Given task:
Check every line in the records below for the word "this" and report how many have it, nothing more.

↓

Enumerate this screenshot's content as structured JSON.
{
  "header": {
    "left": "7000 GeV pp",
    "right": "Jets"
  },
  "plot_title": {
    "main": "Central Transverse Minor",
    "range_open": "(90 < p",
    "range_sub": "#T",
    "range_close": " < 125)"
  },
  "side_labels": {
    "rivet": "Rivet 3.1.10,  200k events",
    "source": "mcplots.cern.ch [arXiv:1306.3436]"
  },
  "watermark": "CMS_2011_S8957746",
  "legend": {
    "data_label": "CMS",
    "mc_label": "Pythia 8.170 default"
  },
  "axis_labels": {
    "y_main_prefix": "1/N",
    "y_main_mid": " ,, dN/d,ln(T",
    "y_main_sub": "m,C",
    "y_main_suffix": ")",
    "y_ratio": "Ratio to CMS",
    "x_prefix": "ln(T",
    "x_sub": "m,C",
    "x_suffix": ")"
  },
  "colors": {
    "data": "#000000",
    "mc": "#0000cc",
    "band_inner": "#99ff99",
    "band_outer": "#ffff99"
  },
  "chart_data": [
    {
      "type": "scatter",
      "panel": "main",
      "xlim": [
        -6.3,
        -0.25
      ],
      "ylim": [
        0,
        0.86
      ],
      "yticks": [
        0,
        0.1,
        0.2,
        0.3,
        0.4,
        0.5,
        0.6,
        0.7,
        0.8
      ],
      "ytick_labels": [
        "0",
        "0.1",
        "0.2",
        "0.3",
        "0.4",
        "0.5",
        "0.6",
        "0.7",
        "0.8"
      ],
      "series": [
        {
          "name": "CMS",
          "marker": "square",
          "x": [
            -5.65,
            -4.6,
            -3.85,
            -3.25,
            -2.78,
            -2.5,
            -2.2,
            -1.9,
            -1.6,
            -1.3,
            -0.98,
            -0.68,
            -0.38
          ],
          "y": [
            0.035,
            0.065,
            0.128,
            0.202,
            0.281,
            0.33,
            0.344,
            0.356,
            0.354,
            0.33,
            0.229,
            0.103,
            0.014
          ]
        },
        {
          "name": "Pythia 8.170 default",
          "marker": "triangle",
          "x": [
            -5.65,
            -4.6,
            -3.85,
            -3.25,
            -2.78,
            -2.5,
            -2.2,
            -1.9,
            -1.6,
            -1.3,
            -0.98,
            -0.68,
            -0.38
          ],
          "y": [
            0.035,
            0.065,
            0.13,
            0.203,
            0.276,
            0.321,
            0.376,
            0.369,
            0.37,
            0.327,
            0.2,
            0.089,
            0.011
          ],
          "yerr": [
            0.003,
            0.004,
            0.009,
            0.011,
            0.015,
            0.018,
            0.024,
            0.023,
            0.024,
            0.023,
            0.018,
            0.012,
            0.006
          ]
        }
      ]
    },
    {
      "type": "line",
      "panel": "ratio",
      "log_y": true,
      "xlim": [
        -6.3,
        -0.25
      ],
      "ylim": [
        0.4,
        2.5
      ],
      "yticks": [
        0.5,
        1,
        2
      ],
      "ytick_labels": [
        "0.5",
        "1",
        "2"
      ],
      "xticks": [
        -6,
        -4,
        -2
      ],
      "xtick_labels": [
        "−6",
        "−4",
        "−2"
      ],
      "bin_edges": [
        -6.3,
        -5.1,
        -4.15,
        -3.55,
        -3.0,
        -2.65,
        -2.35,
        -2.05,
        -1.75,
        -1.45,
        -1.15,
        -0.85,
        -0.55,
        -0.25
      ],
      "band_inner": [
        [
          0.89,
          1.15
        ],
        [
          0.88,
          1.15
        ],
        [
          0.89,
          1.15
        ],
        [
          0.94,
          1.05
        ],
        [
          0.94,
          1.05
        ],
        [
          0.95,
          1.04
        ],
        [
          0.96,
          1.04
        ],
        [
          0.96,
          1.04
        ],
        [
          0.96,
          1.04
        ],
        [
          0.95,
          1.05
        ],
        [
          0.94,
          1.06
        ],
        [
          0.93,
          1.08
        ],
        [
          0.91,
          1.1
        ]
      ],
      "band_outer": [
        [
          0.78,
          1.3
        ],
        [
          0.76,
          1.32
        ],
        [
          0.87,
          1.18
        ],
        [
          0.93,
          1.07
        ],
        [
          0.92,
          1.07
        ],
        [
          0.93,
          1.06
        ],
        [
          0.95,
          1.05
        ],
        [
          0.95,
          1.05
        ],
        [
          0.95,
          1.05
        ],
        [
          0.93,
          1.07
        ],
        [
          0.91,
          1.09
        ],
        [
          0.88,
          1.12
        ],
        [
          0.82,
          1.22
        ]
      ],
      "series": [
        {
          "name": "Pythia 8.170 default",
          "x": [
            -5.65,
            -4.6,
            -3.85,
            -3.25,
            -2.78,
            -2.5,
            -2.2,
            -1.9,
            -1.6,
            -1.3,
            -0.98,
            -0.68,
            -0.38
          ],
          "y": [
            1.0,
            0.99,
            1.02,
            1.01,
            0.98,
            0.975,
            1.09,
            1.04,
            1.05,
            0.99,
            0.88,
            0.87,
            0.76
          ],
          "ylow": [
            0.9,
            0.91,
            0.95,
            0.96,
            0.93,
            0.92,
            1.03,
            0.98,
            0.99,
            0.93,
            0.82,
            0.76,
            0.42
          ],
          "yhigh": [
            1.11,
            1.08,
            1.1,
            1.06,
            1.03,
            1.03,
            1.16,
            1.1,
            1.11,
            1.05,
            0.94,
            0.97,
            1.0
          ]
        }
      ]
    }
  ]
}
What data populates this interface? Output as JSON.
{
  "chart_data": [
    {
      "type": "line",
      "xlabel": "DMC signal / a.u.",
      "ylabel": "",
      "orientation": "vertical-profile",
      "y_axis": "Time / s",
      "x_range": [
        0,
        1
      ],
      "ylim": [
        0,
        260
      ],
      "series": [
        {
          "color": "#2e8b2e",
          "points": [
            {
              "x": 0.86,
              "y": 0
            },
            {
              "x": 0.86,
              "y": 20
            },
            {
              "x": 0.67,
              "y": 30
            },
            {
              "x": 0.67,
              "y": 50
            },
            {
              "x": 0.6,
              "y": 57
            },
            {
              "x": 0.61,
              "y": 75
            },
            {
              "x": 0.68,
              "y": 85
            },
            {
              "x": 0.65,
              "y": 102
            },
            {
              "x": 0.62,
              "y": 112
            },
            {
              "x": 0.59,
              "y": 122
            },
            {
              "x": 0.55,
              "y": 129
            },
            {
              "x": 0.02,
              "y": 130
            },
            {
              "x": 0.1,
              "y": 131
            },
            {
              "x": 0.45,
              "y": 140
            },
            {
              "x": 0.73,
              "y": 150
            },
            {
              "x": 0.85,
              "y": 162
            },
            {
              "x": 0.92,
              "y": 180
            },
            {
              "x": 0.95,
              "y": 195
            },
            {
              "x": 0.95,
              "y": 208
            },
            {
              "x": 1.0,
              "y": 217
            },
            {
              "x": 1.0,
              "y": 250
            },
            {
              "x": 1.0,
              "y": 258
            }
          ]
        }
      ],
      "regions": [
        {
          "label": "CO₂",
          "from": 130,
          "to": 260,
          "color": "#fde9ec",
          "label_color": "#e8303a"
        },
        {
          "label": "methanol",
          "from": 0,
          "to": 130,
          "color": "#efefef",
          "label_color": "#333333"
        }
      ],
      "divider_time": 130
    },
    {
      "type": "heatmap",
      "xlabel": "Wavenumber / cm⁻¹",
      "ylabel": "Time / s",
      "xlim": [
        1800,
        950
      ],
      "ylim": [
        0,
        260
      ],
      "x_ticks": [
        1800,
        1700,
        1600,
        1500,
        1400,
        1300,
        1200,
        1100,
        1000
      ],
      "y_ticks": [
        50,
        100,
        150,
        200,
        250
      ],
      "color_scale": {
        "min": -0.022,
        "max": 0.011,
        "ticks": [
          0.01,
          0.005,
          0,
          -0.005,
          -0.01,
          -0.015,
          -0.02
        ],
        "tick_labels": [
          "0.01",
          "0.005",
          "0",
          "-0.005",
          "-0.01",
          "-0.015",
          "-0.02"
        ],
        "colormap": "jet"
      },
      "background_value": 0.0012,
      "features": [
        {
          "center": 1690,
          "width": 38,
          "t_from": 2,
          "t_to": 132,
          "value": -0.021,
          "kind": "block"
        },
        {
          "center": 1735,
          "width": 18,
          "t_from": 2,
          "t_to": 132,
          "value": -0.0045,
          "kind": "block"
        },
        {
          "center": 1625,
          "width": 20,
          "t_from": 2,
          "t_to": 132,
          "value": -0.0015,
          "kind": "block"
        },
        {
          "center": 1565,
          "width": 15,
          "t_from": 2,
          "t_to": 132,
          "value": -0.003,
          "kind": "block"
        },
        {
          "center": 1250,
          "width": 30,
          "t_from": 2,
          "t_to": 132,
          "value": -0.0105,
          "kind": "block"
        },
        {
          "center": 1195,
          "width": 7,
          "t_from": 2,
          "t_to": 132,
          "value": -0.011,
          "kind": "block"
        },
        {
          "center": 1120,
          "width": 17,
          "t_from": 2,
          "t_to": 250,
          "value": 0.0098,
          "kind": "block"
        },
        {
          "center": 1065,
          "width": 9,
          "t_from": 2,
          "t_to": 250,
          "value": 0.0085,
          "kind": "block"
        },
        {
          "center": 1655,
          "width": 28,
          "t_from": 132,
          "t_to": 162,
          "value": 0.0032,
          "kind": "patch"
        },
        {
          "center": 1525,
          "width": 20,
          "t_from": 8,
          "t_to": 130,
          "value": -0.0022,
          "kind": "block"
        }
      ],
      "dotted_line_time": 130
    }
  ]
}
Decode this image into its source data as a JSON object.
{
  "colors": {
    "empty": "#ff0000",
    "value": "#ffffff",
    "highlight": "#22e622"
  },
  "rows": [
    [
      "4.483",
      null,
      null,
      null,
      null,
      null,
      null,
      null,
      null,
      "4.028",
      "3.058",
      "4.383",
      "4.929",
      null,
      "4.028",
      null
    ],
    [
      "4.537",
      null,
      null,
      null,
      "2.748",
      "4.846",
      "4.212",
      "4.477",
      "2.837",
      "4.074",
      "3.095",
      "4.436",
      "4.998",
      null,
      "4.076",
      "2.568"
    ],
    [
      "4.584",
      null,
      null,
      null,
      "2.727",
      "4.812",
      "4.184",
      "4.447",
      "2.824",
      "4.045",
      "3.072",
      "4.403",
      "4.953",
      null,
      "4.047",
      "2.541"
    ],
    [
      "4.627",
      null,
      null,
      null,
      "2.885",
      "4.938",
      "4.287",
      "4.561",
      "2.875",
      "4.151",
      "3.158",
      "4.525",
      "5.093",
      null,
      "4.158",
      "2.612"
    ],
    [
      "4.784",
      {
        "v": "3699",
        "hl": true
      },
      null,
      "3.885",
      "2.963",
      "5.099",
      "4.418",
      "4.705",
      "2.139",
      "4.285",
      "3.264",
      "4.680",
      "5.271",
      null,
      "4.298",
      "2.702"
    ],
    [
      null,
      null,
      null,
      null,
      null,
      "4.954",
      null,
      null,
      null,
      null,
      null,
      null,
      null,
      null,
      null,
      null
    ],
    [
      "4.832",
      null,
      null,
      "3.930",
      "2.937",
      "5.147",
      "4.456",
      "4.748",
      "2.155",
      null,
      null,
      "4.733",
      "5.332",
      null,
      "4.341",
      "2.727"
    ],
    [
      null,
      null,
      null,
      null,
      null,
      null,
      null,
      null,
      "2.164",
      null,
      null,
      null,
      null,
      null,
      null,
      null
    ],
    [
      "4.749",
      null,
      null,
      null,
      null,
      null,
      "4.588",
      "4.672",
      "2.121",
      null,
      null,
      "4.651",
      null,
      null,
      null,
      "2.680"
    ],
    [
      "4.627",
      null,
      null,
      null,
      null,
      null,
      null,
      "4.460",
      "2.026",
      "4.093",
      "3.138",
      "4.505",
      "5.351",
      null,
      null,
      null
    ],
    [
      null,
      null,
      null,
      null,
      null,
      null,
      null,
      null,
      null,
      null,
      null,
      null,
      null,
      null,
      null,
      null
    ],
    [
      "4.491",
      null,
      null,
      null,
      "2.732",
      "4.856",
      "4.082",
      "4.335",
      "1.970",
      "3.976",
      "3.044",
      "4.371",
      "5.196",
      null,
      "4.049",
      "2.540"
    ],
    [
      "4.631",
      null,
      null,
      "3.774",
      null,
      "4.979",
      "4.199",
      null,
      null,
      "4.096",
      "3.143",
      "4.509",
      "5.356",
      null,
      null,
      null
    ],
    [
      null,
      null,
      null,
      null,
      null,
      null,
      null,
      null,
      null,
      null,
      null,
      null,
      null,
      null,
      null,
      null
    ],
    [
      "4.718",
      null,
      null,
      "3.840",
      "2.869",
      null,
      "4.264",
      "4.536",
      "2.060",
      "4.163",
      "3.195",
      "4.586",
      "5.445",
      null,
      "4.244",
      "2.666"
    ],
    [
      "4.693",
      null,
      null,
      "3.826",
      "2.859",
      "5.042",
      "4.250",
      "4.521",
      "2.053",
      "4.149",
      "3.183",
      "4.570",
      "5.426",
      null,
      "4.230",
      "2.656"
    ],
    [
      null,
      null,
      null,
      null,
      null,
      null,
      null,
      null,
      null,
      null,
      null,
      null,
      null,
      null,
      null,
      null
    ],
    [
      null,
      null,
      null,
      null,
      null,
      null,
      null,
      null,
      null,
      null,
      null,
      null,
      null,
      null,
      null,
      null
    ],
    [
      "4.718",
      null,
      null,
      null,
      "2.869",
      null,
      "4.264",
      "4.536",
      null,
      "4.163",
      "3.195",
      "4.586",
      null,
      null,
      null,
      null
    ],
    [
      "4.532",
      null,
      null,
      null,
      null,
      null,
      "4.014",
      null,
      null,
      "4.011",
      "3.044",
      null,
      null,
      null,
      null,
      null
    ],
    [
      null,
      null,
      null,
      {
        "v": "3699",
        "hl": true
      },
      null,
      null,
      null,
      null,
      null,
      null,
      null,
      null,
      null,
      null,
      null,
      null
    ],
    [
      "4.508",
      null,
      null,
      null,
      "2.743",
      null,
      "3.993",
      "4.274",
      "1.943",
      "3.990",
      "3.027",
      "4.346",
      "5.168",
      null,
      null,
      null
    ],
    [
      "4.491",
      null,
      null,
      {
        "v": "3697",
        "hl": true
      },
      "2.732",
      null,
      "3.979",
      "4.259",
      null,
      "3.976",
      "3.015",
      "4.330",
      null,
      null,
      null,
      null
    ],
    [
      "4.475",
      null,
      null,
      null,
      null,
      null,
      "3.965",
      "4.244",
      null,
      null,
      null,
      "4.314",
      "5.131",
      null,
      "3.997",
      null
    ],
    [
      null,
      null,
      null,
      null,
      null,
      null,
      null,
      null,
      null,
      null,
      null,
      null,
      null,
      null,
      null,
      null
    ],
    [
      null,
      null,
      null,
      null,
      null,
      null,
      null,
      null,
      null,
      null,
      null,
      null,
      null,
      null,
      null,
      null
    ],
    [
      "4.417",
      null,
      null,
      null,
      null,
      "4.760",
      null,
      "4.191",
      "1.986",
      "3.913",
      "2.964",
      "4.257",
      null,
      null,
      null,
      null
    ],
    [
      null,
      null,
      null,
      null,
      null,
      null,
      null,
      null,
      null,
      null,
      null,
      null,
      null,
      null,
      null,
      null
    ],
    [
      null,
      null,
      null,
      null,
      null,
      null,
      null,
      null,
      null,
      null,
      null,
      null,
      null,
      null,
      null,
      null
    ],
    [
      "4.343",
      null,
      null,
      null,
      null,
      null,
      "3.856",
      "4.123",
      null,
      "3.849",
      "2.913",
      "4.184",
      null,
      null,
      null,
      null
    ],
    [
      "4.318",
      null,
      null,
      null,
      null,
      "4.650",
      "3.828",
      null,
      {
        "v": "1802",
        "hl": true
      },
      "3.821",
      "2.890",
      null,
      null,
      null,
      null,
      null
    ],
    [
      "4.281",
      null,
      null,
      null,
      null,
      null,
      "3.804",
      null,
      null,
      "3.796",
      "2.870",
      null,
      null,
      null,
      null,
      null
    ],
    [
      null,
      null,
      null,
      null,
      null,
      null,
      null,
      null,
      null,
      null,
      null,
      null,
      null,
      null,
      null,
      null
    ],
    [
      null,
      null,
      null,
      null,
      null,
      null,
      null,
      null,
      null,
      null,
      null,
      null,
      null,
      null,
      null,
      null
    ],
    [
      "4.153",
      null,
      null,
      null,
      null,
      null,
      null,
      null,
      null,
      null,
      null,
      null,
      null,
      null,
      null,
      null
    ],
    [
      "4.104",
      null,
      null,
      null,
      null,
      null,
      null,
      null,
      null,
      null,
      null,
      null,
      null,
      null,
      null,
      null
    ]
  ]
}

↑

Task result:
3